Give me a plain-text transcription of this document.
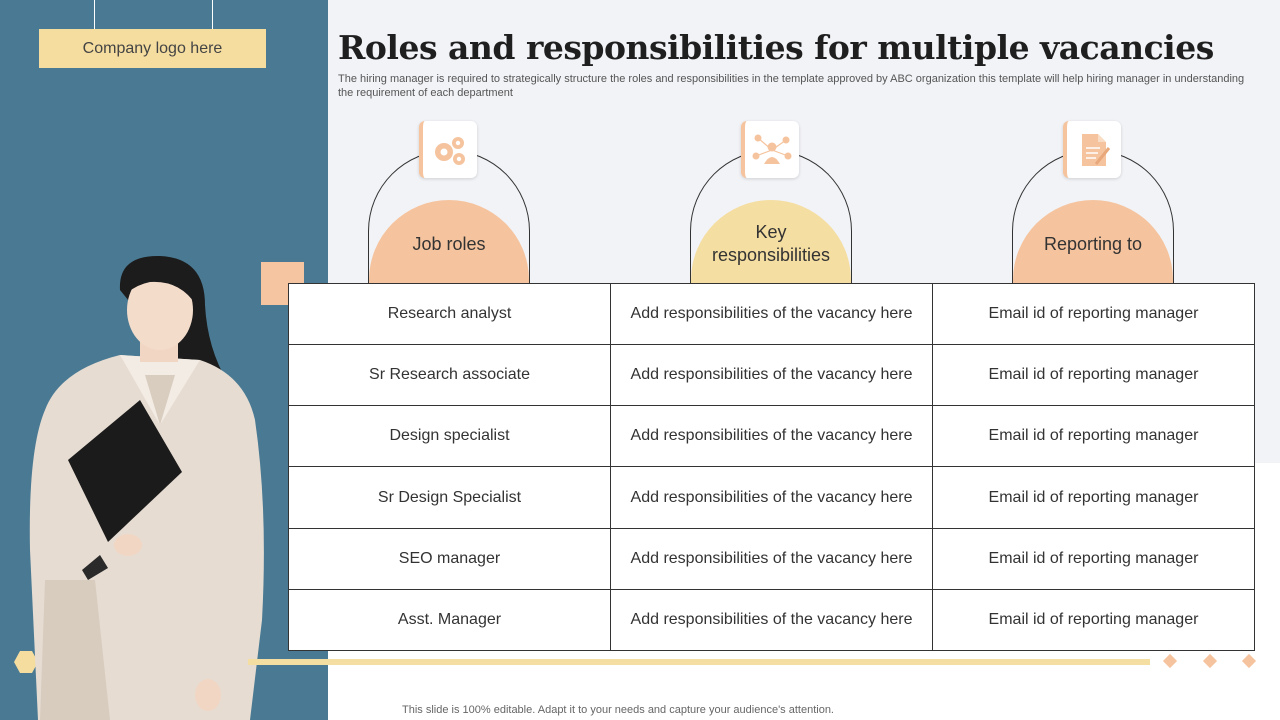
Company logo here	Roles and responsibilities for multiple vacancies
The hiring manager is required to strategically structure the roles and responsibilities in the template approved by ABC organization this template will help hiring manager in understanding the requirement of each department
Job roles
Key responsibilities
Reporting to
Research analyst	Add responsibilities of the vacancy here	Email id of reporting manager
Sr Research associate	Add responsibilities of the vacancy here	Email id of reporting manager
Design specialist	Add responsibilities of the vacancy here	Email id of reporting manager
Sr Design Specialist	Add responsibilities of the vacancy here	Email id of reporting manager
SEO manager	Add responsibilities of the vacancy here	Email id of reporting manager
Asst. Manager	Add responsibilities of the vacancy here	Email id of reporting manager
This slide is 100% editable. Adapt it to your needs and capture your audience's attention.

################

Repeat the data exactly in full, omitting its pictures.

Give me a plain-text transcription of this document.
Company logo here	Roles and responsibilities for multiple vacancies
The hiring manager is required to strategically structure the roles and responsibilities in the template approved by ABC organization this template will help hiring manager in understanding the requirement of each department
Job roles
Key responsibilities
Reporting to
Research analyst	Add responsibilities of the vacancy here	Email id of reporting manager
Sr Research associate	Add responsibilities of the vacancy here	Email id of reporting manager
Design specialist	Add responsibilities of the vacancy here	Email id of reporting manager
Sr Design Specialist	Add responsibilities of the vacancy here	Email id of reporting manager
SEO manager	Add responsibilities of the vacancy here	Email id of reporting manager
Asst. Manager	Add responsibilities of the vacancy here	Email id of reporting manager
This slide is 100% editable. Adapt it to your needs and capture your audience's attention.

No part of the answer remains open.